> _WORK INSTRUCTIONS_: Every entry must be echoed exactly.

(Collected data)
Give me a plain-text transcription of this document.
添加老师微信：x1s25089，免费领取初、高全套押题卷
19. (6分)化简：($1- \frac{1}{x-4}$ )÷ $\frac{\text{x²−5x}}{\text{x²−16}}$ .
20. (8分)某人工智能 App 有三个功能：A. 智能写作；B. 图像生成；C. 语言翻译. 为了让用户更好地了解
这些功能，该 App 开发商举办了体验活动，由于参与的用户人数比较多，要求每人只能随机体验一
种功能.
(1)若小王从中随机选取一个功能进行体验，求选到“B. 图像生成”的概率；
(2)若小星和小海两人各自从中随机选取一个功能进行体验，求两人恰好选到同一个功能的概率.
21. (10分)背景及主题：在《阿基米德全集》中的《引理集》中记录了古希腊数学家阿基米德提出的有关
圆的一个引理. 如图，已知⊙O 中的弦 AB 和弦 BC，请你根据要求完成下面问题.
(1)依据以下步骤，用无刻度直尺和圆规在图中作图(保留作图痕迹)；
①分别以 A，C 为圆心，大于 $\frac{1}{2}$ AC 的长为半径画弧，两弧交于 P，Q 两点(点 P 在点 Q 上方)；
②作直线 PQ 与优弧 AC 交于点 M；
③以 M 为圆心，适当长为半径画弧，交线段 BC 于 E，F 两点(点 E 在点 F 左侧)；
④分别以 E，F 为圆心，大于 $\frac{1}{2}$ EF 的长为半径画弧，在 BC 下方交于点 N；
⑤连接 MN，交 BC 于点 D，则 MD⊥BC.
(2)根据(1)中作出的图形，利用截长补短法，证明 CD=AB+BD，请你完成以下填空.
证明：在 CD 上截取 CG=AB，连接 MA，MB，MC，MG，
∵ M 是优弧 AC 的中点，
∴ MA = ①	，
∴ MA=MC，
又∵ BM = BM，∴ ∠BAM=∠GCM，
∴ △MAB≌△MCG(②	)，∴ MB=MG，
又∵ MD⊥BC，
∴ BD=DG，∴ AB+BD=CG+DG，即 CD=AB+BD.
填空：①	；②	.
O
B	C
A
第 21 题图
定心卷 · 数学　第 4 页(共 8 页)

> _RESPONSE BELOW_:
Give me a plain-text transcription of this document.
添加老师微信：x1s25089，免费领取初、高全套押题卷
19. (6分)化简：($1- \frac{1}{x-4}$ )÷ $\frac{\text{x²−5x}}{\text{x²−16}}$ .
20. (8分)某人工智能 App 有三个功能：A. 智能写作；B. 图像生成；C. 语言翻译. 为了让用户更好地了解
这些功能，该 App 开发商举办了体验活动，由于参与的用户人数比较多，要求每人只能随机体验一
种功能.
(1)若小王从中随机选取一个功能进行体验，求选到“B. 图像生成”的概率；
(2)若小星和小海两人各自从中随机选取一个功能进行体验，求两人恰好选到同一个功能的概率.
21. (10分)背景及主题：在《阿基米德全集》中的《引理集》中记录了古希腊数学家阿基米德提出的有关
圆的一个引理. 如图，已知⊙O 中的弦 AB 和弦 BC，请你根据要求完成下面问题.
(1)依据以下步骤，用无刻度直尺和圆规在图中作图(保留作图痕迹)；
①分别以 A，C 为圆心，大于 $\frac{1}{2}$ AC 的长为半径画弧，两弧交于 P，Q 两点(点 P 在点 Q 上方)；
②作直线 PQ 与优弧 AC 交于点 M；
③以 M 为圆心，适当长为半径画弧，交线段 BC 于 E，F 两点(点 E 在点 F 左侧)；
④分别以 E，F 为圆心，大于 $\frac{1}{2}$ EF 的长为半径画弧，在 BC 下方交于点 N；
⑤连接 MN，交 BC 于点 D，则 MD⊥BC.
(2)根据(1)中作出的图形，利用截长补短法，证明 CD=AB+BD，请你完成以下填空.
证明：在 CD 上截取 CG=AB，连接 MA，MB，MC，MG，
∵ M 是优弧 AC 的中点，
∴ MA = ①	，
∴ MA=MC，
又∵ BM = BM，∴ ∠BAM=∠GCM，
∴ △MAB≌△MCG(②	)，∴ MB=MG，
又∵ MD⊥BC，
∴ BD=DG，∴ AB+BD=CG+DG，即 CD=AB+BD.
填空：①	；②	.
O
B	C
A
第 21 题图
定心卷 · 数学　第 4 页(共 8 页)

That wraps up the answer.